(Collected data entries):
■ ■ ■ ■ ■
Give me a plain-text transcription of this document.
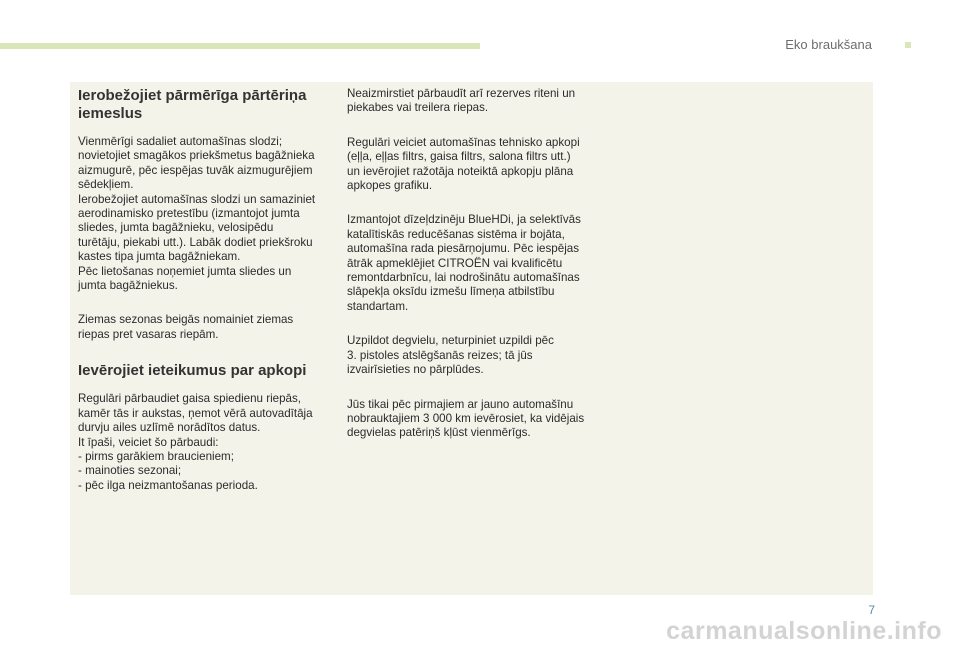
Eko braukšana
Ierobežojiet pārmērīga pārtēriņa iemeslus

Vienmērīgi sadaliet automašīnas slodzi;
novietojiet smagākos priekšmetus bagāžnieka
aizmugurē, pēc iespējas tuvāk aizmugurējiem
sēdekļiem.
Ierobežojiet automašīnas slodzi un samaziniet
aerodinamisko pretestību (izmantojot jumta
sliedes, jumta bagāžnieku, velosipēdu
turētāju, piekabi utt.). Labāk dodiet priekšroku
kastes tipa jumta bagāžniekam.
Pēc lietošanas noņemiet jumta sliedes un
jumta bagāžniekus.

Ziemas sezonas beigās nomainiet ziemas
riepas pret vasaras riepām.

Ievērojiet ieteikumus par apkopi

Regulāri pārbaudiet gaisa spiedienu riepās,
kamēr tās ir aukstas, ņemot vērā autovadītāja
durvju ailes uzlīmē norādītos datus.
It īpaši, veiciet šo pārbaudi:
- pirms garākiem braucieniem;
- mainoties sezonai;
- pēc ilga neizmantošanas perioda.

Neaizmirstiet pārbaudīt arī rezerves riteni un
piekabes vai treilera riepas.

Regulāri veiciet automašīnas tehnisko apkopi
(eļļa, eļļas filtrs, gaisa filtrs, salona filtrs utt.)
un ievērojiet ražotāja noteiktā apkopju plāna
apkopes grafiku.

Izmantojot dīzeļdzinēju BlueHDi, ja selektīvās
katalītiskās reducēšanas sistēma ir bojāta,
automašīna rada piesārņojumu. Pēc iespējas
ātrāk apmeklējiet CITROËN vai kvalificētu
remontdarbnīcu, lai nodrošinātu automašīnas
slāpekļa oksīdu izmešu līmeņa atbilstību
standartam.

Uzpildot degvielu, neturpiniet uzpildi pēc
3. pistoles atslēgšanās reizes; tā jūs
izvairīsieties no pārplūdes.

Jūs tikai pēc pirmajiem ar jauno automašīnu
nobrauktajiem 3 000 km ievērosiet, ka vidējais
degvielas patēriņš kļūst vienmērīgs.

7
carmanualsonline.info
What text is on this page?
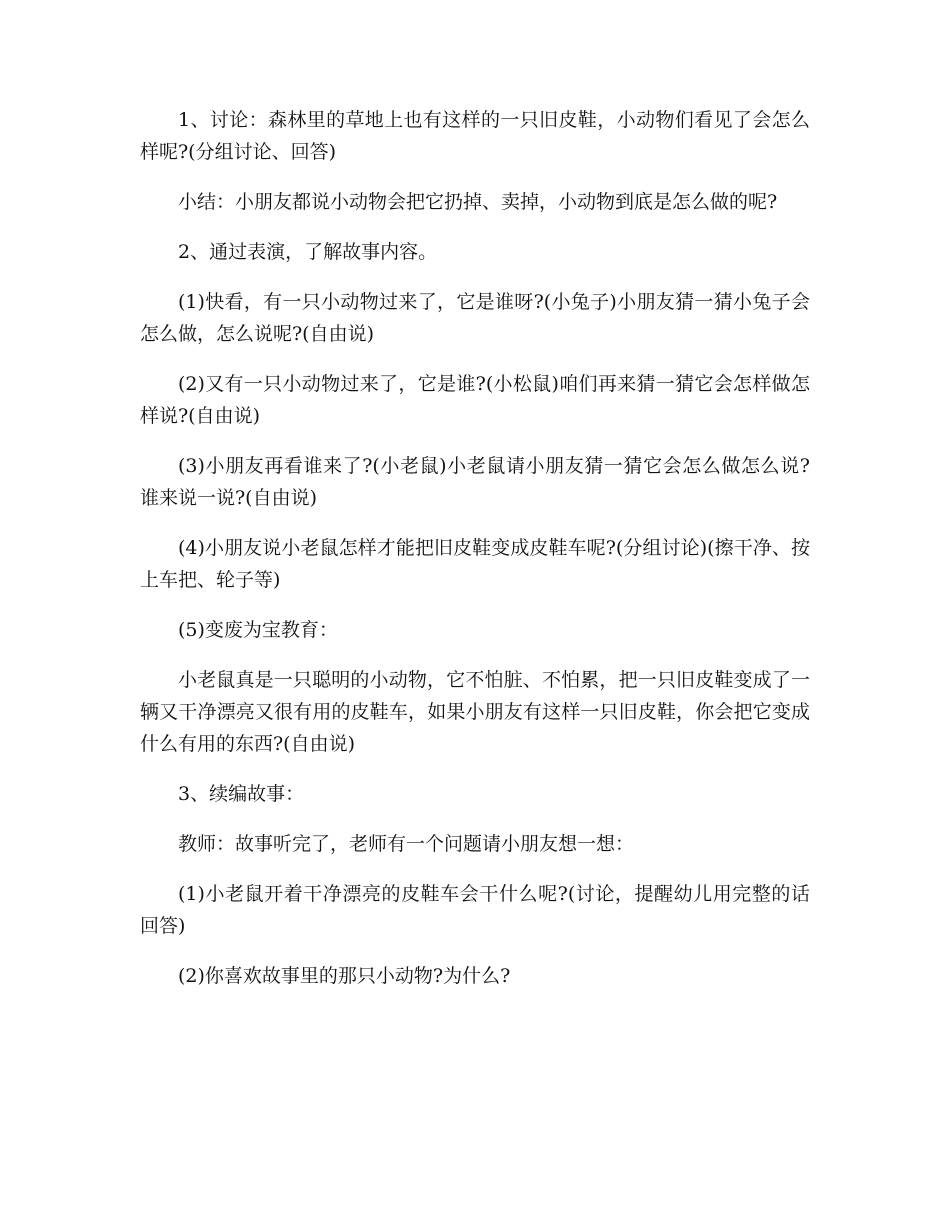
1、讨论：森林里的草地上也有这样的一只旧皮鞋，小动物们看见了会怎么样呢?(分组讨论、回答)

小结：小朋友都说小动物会把它扔掉、卖掉，小动物到底是怎么做的呢?

2、通过表演，了解故事内容。

(1)快看，有一只小动物过来了，它是谁呀?(小兔子)小朋友猜一猜小兔子会怎么做，怎么说呢?(自由说)

(2)又有一只小动物过来了，它是谁?(小松鼠)咱们再来猜一猜它会怎样做怎样说?(自由说)

(3)小朋友再看谁来了?(小老鼠)小老鼠请小朋友猜一猜它会怎么做怎么说?谁来说一说?(自由说)

(4)小朋友说小老鼠怎样才能把旧皮鞋变成皮鞋车呢?(分组讨论)(擦干净、按上车把、轮子等)

(5)变废为宝教育：

小老鼠真是一只聪明的小动物，它不怕脏、不怕累，把一只旧皮鞋变成了一辆又干净漂亮又很有用的皮鞋车，如果小朋友有这样一只旧皮鞋，你会把它变成什么有用的东西?(自由说)

3、续编故事：

教师：故事听完了，老师有一个问题请小朋友想一想：

(1)小老鼠开着干净漂亮的皮鞋车会干什么呢?(讨论，提醒幼儿用完整的话回答)

(2)你喜欢故事里的那只小动物?为什么?
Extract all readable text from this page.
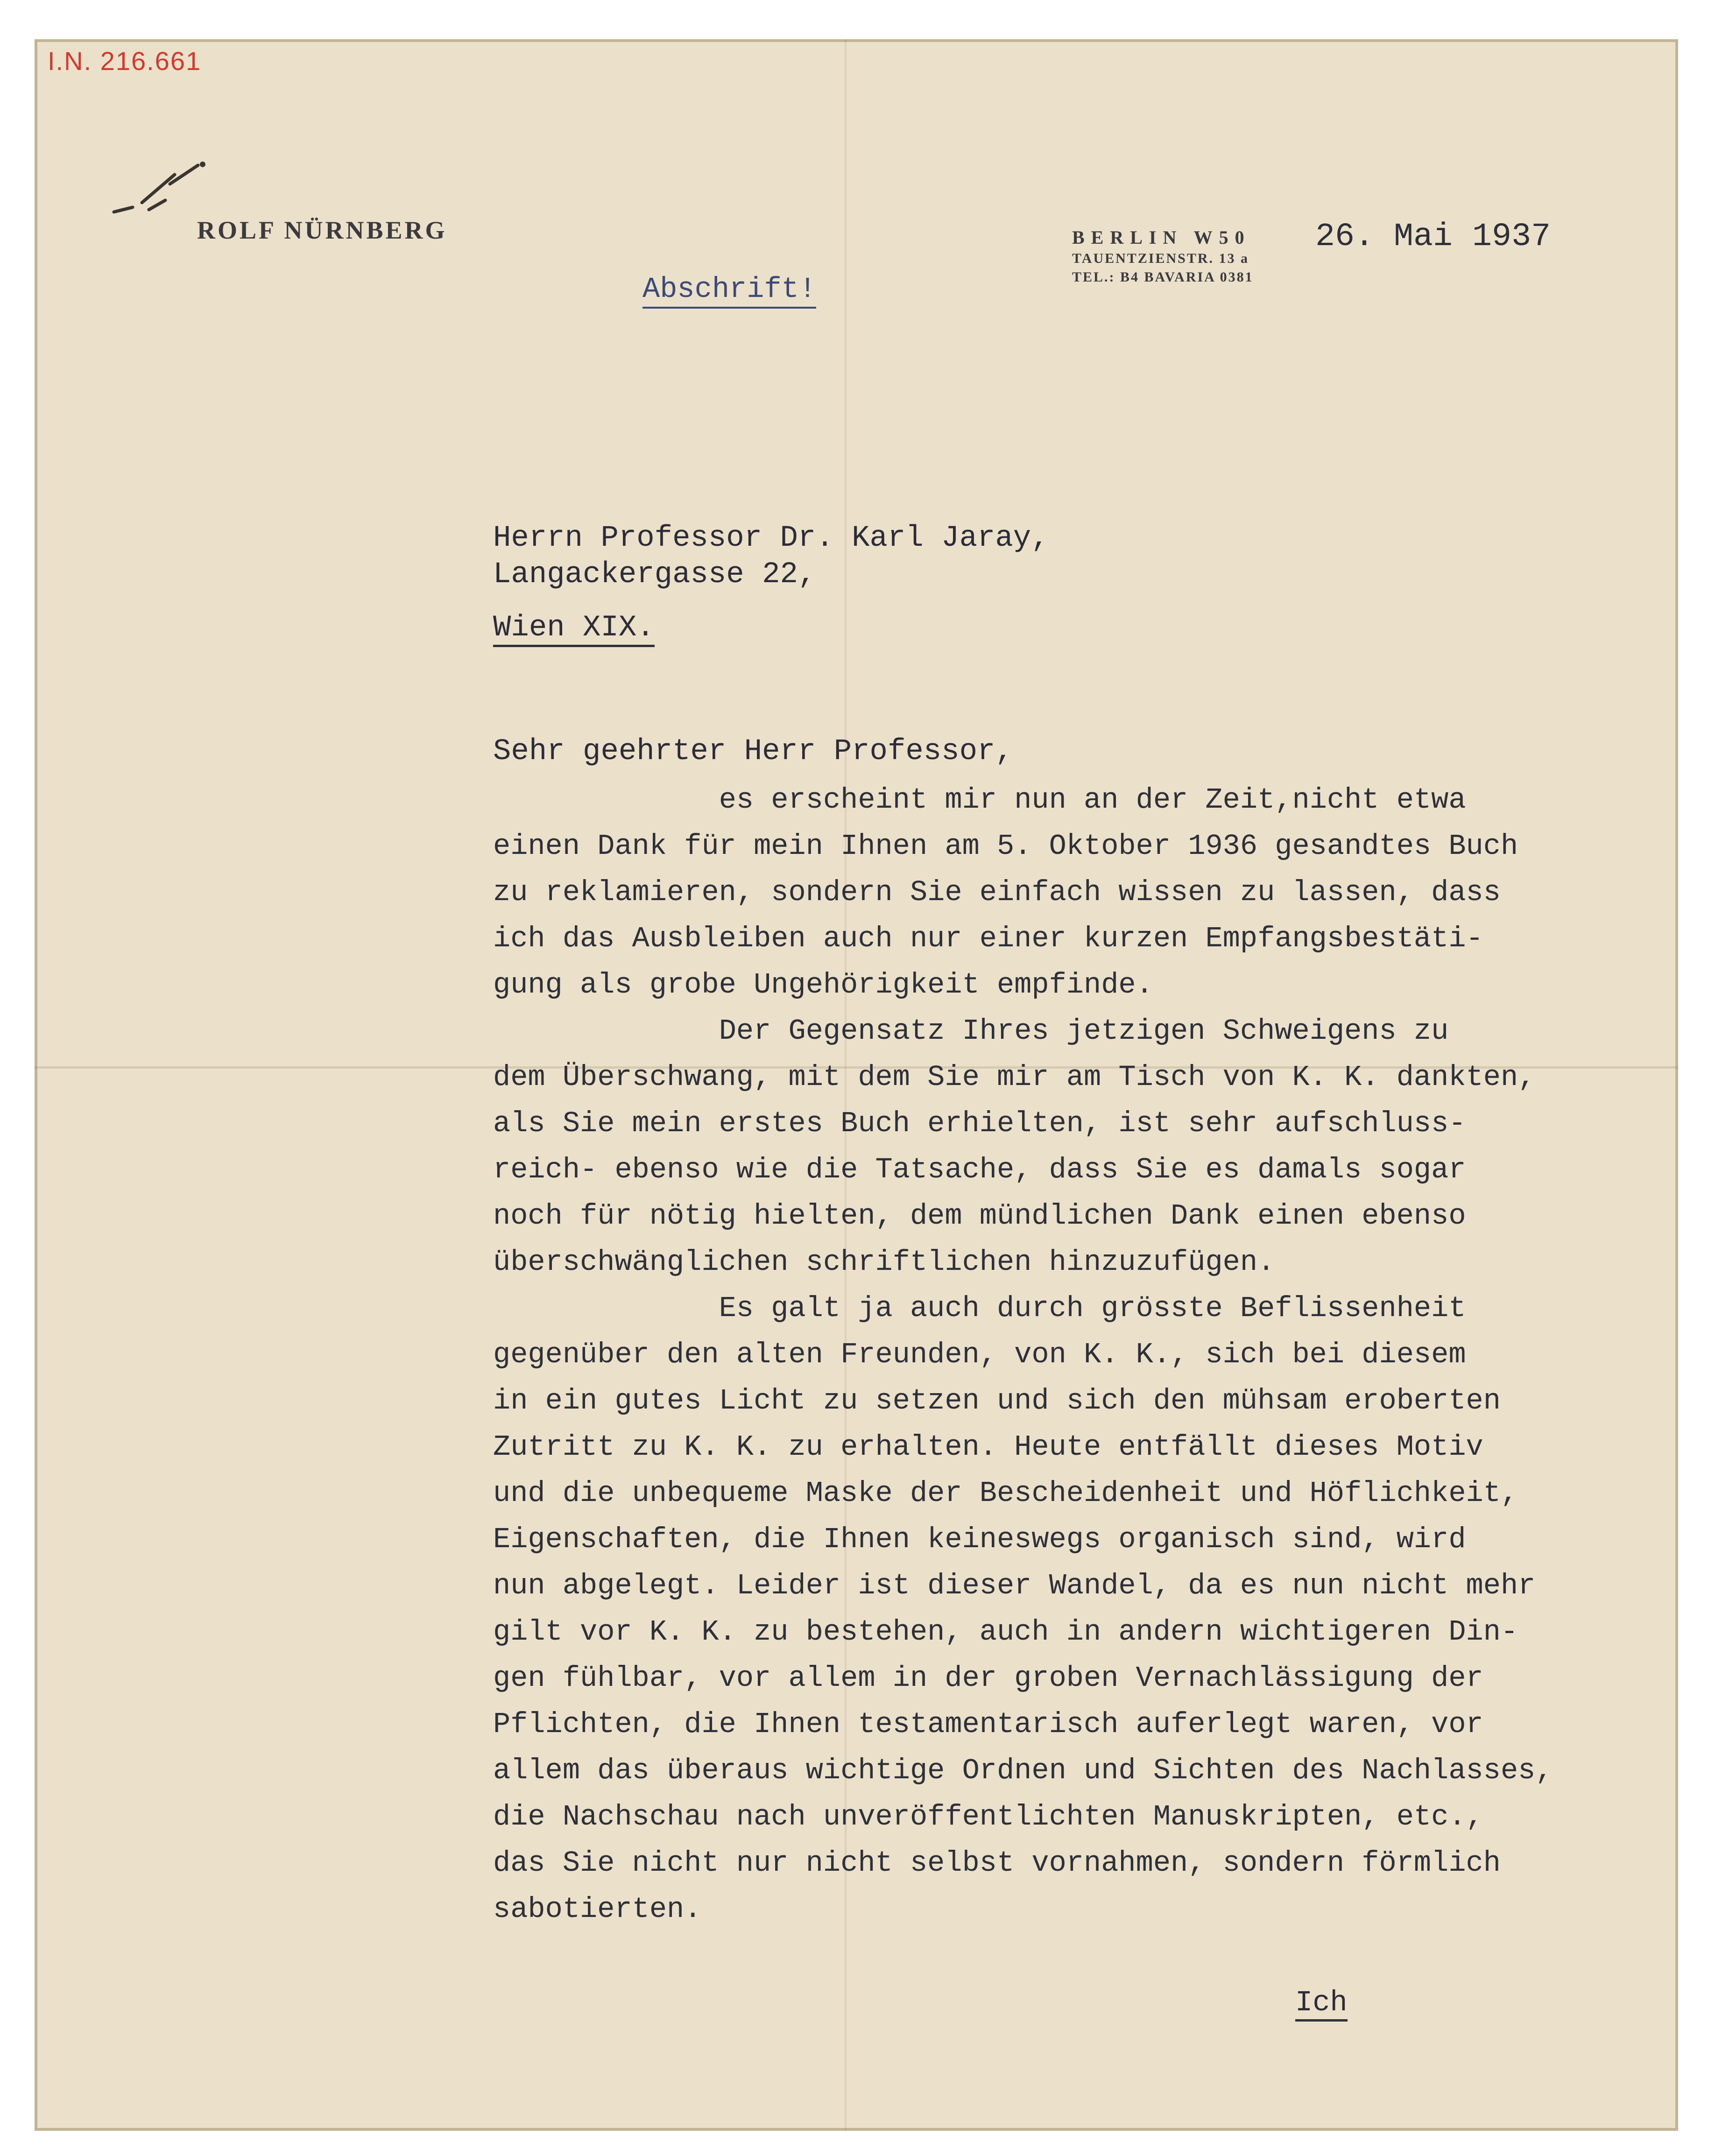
I.N. 216.661
ROLF NÜRNBERG
Abschrift!
BERLIN W50
TAUENTZIENSTR. 13 a
TEL.: B4 BAVARIA 0381
26. Mai 1937
Herrn Professor Dr. Karl Jaray,
Langackergasse 22,
Wien XIX.
Sehr geehrter Herr Professor,

es erscheint mir nun an der Zeit,nicht etwa

einen Dank für mein Ihnen am 5. Oktober 1936 gesandtes Buch

zu reklamieren, sondern Sie einfach wissen zu lassen, dass

ich das Ausbleiben auch nur einer kurzen Empfangsbestäti-

gung als grobe Ungehörigkeit empfinde.

Der Gegensatz Ihres jetzigen Schweigens zu

dem Überschwang, mit dem Sie mir am Tisch von K. K. dankten,

als Sie mein erstes Buch erhielten, ist sehr aufschluss-

reich- ebenso wie die Tatsache, dass Sie es damals sogar

noch für nötig hielten, dem mündlichen Dank einen ebenso

überschwänglichen schriftlichen hinzuzufügen.

Es galt ja auch durch grösste Beflissenheit

gegenüber den alten Freunden, von K. K., sich bei diesem

in ein gutes Licht zu setzen und sich den mühsam eroberten

Zutritt zu K. K. zu erhalten. Heute entfällt dieses Motiv

und die unbequeme Maske der Bescheidenheit und Höflichkeit,

Eigenschaften, die Ihnen keineswegs organisch sind, wird

nun abgelegt. Leider ist dieser Wandel, da es nun nicht mehr

gilt vor K. K. zu bestehen, auch in andern wichtigeren Din-

gen fühlbar, vor allem in der groben Vernachlässigung der

Pflichten, die Ihnen testamentarisch auferlegt waren, vor

allem das überaus wichtige Ordnen und Sichten des Nachlasses,

die Nachschau nach unveröffentlichten Manuskripten, etc.,

das Sie nicht nur nicht selbst vornahmen, sondern förmlich

sabotierten.

Ich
■ ■ ■ ■ ■
Report only how many lines of the listing hold the word "this".

3